> WORK REQUIRED
Go through the records and show each line where the word "type" occurs.

> THE DATA
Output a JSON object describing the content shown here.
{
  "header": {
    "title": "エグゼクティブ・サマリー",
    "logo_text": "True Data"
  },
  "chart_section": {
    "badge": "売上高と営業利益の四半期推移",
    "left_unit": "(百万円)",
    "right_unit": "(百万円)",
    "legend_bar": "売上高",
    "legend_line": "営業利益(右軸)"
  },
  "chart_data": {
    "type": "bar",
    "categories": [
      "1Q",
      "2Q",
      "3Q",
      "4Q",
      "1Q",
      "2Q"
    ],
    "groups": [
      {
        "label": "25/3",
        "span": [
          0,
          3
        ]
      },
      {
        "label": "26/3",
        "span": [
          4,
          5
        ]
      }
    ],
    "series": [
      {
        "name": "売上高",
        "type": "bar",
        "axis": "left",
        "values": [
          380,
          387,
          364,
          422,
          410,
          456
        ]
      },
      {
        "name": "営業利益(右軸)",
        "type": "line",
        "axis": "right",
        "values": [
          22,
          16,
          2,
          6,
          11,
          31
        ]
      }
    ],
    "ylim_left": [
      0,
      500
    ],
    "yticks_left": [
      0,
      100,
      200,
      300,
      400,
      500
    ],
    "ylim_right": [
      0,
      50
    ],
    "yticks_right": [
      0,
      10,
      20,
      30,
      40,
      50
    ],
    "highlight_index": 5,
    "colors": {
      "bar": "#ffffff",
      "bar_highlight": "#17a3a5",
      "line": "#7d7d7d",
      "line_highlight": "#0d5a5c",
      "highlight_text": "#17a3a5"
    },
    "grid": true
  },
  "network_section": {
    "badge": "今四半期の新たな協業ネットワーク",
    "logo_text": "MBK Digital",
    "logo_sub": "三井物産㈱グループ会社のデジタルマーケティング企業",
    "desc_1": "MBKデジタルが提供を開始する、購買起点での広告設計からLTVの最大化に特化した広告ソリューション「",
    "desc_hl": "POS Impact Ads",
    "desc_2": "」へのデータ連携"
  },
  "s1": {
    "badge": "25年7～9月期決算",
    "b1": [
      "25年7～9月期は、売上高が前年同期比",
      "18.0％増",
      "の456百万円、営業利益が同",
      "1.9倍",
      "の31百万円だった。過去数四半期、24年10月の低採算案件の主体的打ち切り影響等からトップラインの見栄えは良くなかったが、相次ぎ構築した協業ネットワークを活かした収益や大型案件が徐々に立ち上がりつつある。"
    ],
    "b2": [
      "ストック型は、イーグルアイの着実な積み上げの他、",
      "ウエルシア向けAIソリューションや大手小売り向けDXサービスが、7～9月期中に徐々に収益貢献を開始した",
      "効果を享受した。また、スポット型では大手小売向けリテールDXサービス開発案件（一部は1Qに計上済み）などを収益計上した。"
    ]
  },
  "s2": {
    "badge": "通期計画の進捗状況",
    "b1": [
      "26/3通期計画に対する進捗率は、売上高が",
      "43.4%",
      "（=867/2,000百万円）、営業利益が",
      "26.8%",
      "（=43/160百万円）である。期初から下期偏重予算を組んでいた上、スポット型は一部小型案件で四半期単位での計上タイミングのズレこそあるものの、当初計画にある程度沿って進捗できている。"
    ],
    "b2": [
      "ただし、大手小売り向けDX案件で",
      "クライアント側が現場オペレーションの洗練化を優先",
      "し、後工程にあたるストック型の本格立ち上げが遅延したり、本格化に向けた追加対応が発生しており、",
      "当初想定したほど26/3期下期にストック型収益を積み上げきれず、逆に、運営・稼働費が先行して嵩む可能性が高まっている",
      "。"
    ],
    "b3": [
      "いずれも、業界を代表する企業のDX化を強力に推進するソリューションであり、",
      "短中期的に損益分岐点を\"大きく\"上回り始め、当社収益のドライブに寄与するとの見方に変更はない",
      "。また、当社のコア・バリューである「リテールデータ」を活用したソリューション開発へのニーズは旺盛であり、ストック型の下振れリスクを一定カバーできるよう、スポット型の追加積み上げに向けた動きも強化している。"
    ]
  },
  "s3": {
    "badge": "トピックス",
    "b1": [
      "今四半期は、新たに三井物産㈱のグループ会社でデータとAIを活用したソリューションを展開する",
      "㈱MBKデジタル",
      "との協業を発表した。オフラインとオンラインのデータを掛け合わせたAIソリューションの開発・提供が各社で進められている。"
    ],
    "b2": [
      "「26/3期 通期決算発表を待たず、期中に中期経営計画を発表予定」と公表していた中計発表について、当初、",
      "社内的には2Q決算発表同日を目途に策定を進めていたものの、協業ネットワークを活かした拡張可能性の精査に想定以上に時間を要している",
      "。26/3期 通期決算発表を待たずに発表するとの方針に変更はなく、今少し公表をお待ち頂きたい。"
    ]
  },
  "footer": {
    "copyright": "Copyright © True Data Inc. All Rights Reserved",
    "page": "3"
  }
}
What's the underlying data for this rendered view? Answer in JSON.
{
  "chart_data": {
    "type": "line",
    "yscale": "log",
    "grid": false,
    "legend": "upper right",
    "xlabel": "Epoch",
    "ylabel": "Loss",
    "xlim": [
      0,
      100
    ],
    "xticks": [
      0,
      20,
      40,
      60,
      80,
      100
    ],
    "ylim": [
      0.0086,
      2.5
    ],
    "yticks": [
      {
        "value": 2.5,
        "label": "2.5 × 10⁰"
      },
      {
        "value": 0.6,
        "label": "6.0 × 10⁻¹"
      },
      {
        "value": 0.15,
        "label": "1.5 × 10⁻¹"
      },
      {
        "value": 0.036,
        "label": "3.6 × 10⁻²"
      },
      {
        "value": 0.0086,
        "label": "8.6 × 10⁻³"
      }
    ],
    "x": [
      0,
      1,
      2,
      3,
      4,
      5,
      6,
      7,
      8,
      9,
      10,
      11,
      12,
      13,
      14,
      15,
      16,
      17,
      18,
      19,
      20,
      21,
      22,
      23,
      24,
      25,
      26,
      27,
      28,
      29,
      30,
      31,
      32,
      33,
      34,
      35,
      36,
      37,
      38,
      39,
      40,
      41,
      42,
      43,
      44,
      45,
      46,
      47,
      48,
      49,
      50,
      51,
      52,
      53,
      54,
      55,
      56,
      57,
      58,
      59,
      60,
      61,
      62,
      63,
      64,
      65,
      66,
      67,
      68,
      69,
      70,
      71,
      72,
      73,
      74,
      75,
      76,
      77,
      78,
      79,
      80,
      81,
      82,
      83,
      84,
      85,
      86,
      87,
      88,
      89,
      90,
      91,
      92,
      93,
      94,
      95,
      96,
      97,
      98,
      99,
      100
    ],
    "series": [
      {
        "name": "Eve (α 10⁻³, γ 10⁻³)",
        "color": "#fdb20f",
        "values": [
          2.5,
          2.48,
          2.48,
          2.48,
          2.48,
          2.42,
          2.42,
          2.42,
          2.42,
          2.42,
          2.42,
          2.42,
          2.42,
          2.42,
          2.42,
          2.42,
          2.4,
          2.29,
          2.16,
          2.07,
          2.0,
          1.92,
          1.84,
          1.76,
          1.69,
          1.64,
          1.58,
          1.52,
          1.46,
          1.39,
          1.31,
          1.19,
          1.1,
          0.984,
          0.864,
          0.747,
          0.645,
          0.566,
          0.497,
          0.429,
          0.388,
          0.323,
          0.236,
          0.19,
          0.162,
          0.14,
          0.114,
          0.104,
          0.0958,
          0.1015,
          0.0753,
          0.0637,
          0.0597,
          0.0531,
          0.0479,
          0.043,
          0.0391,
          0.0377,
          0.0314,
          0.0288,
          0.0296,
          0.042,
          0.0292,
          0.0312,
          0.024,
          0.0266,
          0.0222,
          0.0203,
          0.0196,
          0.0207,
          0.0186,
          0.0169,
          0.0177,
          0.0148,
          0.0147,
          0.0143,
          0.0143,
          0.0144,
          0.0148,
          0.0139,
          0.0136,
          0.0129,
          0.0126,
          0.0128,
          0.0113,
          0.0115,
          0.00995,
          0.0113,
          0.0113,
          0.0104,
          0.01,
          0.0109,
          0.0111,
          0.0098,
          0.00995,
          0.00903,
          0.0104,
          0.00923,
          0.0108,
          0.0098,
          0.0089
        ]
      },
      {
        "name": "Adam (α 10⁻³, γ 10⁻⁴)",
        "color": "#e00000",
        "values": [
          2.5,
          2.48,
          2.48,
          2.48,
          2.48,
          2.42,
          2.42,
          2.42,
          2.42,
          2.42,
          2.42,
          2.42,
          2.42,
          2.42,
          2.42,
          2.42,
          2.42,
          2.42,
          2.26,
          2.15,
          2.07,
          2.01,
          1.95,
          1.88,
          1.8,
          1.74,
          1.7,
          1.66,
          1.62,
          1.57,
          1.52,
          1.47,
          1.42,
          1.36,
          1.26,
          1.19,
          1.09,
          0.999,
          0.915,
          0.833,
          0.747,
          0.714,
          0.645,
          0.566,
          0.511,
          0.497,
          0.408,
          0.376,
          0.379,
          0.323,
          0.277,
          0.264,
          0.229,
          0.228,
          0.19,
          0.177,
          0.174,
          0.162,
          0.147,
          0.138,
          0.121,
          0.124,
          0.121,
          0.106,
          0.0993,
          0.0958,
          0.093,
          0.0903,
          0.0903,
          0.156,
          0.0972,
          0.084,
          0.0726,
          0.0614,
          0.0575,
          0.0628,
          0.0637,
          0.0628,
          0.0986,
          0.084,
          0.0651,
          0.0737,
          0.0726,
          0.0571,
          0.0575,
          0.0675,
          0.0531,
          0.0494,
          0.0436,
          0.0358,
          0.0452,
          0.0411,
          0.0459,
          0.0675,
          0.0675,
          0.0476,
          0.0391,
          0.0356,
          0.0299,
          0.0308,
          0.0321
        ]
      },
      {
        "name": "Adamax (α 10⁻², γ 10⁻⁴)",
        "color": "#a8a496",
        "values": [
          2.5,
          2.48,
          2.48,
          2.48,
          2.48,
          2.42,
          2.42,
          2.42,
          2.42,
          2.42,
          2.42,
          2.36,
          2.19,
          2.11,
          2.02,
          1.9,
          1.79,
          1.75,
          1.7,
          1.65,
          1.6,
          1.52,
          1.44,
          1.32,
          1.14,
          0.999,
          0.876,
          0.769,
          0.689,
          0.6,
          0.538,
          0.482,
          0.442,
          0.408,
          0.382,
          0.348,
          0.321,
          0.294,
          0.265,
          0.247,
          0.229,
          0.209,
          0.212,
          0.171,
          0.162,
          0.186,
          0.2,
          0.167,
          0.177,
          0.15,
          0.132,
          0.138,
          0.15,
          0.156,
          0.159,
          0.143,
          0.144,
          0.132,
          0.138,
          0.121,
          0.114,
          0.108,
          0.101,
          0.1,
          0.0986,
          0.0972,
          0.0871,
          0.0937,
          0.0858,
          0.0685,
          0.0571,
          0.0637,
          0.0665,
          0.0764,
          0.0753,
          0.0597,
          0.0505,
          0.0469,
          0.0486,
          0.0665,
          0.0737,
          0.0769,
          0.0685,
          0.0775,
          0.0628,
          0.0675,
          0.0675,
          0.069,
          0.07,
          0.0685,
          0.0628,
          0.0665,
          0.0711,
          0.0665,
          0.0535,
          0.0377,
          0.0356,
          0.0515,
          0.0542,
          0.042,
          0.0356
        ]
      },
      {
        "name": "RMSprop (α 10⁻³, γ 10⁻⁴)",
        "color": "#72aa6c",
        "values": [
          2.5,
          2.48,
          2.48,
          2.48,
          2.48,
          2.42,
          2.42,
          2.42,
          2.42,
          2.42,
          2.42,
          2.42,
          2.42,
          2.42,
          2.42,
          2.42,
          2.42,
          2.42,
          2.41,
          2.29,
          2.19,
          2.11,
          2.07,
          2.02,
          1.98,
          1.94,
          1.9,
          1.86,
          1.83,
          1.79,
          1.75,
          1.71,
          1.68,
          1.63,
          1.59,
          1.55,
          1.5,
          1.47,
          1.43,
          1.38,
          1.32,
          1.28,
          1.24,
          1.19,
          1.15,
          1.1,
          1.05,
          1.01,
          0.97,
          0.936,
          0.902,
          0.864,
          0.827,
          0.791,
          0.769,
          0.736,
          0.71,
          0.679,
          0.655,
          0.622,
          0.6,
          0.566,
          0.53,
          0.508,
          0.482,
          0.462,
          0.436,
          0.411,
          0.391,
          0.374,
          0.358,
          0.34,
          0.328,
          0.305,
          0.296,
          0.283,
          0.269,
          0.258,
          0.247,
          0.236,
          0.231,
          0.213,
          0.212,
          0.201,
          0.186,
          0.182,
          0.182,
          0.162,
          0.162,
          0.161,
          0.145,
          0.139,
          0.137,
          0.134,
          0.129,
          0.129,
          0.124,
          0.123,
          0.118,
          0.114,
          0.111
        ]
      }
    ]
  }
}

> WRITTEN REPLY
    "type": "bar",
        "type": "bar",
        "type": "line",
    "type": "line",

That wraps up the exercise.